WHAT IS NEEDED: Copy all the material that follows, keeping every character the same.

EXERCISE MATERIAL:
⁂

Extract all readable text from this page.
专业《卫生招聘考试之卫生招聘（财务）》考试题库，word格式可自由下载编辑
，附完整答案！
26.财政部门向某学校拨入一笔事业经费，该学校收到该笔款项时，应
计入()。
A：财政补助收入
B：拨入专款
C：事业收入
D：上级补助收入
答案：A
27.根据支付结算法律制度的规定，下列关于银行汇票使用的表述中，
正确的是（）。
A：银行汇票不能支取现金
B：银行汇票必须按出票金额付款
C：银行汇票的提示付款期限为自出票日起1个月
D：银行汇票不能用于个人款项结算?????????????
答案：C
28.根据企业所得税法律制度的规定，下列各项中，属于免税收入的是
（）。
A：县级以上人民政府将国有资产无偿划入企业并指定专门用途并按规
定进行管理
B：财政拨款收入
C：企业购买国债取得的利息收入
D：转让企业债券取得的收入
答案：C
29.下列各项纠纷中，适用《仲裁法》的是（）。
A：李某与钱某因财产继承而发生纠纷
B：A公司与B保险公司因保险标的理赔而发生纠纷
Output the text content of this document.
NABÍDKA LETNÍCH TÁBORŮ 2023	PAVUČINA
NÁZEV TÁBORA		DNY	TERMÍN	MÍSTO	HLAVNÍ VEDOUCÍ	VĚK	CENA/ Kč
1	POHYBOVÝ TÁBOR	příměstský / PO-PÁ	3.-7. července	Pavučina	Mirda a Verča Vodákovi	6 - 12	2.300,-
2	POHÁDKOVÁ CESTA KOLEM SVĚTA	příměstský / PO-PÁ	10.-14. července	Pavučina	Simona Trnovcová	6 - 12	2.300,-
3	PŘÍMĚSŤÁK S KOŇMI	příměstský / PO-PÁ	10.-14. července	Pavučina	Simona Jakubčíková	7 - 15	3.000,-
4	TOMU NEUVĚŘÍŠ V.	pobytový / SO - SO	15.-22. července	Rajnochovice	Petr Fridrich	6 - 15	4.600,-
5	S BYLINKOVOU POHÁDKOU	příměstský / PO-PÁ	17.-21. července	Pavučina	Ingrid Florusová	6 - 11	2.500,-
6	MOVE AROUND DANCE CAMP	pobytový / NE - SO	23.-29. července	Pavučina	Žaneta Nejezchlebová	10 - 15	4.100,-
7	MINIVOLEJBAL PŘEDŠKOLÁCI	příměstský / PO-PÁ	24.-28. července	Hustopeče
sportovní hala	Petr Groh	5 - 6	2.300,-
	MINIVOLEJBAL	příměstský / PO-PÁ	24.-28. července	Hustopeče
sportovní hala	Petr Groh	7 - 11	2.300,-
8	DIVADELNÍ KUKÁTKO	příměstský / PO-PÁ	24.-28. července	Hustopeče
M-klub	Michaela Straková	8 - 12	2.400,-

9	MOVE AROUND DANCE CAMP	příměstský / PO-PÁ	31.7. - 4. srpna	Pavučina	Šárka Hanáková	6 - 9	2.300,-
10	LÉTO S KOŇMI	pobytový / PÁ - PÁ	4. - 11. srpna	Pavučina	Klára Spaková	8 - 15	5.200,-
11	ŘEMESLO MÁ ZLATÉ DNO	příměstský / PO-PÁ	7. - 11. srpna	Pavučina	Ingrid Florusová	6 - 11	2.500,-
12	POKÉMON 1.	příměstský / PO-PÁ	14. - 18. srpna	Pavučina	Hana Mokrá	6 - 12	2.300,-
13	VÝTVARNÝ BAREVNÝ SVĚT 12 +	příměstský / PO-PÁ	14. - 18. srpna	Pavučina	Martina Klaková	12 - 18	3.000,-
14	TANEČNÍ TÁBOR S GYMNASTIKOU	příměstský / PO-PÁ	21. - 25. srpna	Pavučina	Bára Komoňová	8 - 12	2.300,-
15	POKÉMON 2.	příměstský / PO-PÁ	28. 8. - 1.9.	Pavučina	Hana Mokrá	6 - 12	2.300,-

⁂

TASK OUTPUT:
Extract all readable text from this page.
专业《卫生招聘考试之卫生招聘（财务）》考试题库，word格式可自由下载编辑
，附完整答案！
26.财政部门向某学校拨入一笔事业经费，该学校收到该笔款项时，应
计入()。
A：财政补助收入
B：拨入专款
C：事业收入
D：上级补助收入
答案：A
27.根据支付结算法律制度的规定，下列关于银行汇票使用的表述中，
正确的是（）。
A：银行汇票不能支取现金
B：银行汇票必须按出票金额付款
C：银行汇票的提示付款期限为自出票日起1个月
D：银行汇票不能用于个人款项结算?????????????
答案：C
28.根据企业所得税法律制度的规定，下列各项中，属于免税收入的是
（）。
A：县级以上人民政府将国有资产无偿划入企业并指定专门用途并按规
定进行管理
B：财政拨款收入
C：企业购买国债取得的利息收入
D：转让企业债券取得的收入
答案：C
29.下列各项纠纷中，适用《仲裁法》的是（）。
A：李某与钱某因财产继承而发生纠纷
B：A公司与B保险公司因保险标的理赔而发生纠纷
Output the text content of this document.
NABÍDKA LETNÍCH TÁBORŮ 2023	PAVUČINA
NÁZEV TÁBORA		DNY	TERMÍN	MÍSTO	HLAVNÍ VEDOUCÍ	VĚK	CENA/ Kč
1	POHYBOVÝ TÁBOR	příměstský / PO-PÁ	3.-7. července	Pavučina	Mirda a Verča Vodákovi	6 - 12	2.300,-
2	POHÁDKOVÁ CESTA KOLEM SVĚTA	příměstský / PO-PÁ	10.-14. července	Pavučina	Simona Trnovcová	6 - 12	2.300,-
3	PŘÍMĚSŤÁK S KOŇMI	příměstský / PO-PÁ	10.-14. července	Pavučina	Simona Jakubčíková	7 - 15	3.000,-
4	TOMU NEUVĚŘÍŠ V.	pobytový / SO - SO	15.-22. července	Rajnochovice	Petr Fridrich	6 - 15	4.600,-
5	S BYLINKOVOU POHÁDKOU	příměstský / PO-PÁ	17.-21. července	Pavučina	Ingrid Florusová	6 - 11	2.500,-
6	MOVE AROUND DANCE CAMP	pobytový / NE - SO	23.-29. července	Pavučina	Žaneta Nejezchlebová	10 - 15	4.100,-
7	MINIVOLEJBAL PŘEDŠKOLÁCI	příměstský / PO-PÁ	24.-28. července	Hustopeče
sportovní hala	Petr Groh	5 - 6	2.300,-
	MINIVOLEJBAL	příměstský / PO-PÁ	24.-28. července	Hustopeče
sportovní hala	Petr Groh	7 - 11	2.300,-
8	DIVADELNÍ KUKÁTKO	příměstský / PO-PÁ	24.-28. července	Hustopeče
M-klub	Michaela Straková	8 - 12	2.400,-

9	MOVE AROUND DANCE CAMP	příměstský / PO-PÁ	31.7. - 4. srpna	Pavučina	Šárka Hanáková	6 - 9	2.300,-
10	LÉTO S KOŇMI	pobytový / PÁ - PÁ	4. - 11. srpna	Pavučina	Klára Spaková	8 - 15	5.200,-
11	ŘEMESLO MÁ ZLATÉ DNO	příměstský / PO-PÁ	7. - 11. srpna	Pavučina	Ingrid Florusová	6 - 11	2.500,-
12	POKÉMON 1.	příměstský / PO-PÁ	14. - 18. srpna	Pavučina	Hana Mokrá	6 - 12	2.300,-
13	VÝTVARNÝ BAREVNÝ SVĚT 12 +	příměstský / PO-PÁ	14. - 18. srpna	Pavučina	Martina Klaková	12 - 18	3.000,-
14	TANEČNÍ TÁBOR S GYMNASTIKOU	příměstský / PO-PÁ	21. - 25. srpna	Pavučina	Bára Komoňová	8 - 12	2.300,-
15	POKÉMON 2.	příměstský / PO-PÁ	28. 8. - 1.9.	Pavučina	Hana Mokrá	6 - 12	2.300,-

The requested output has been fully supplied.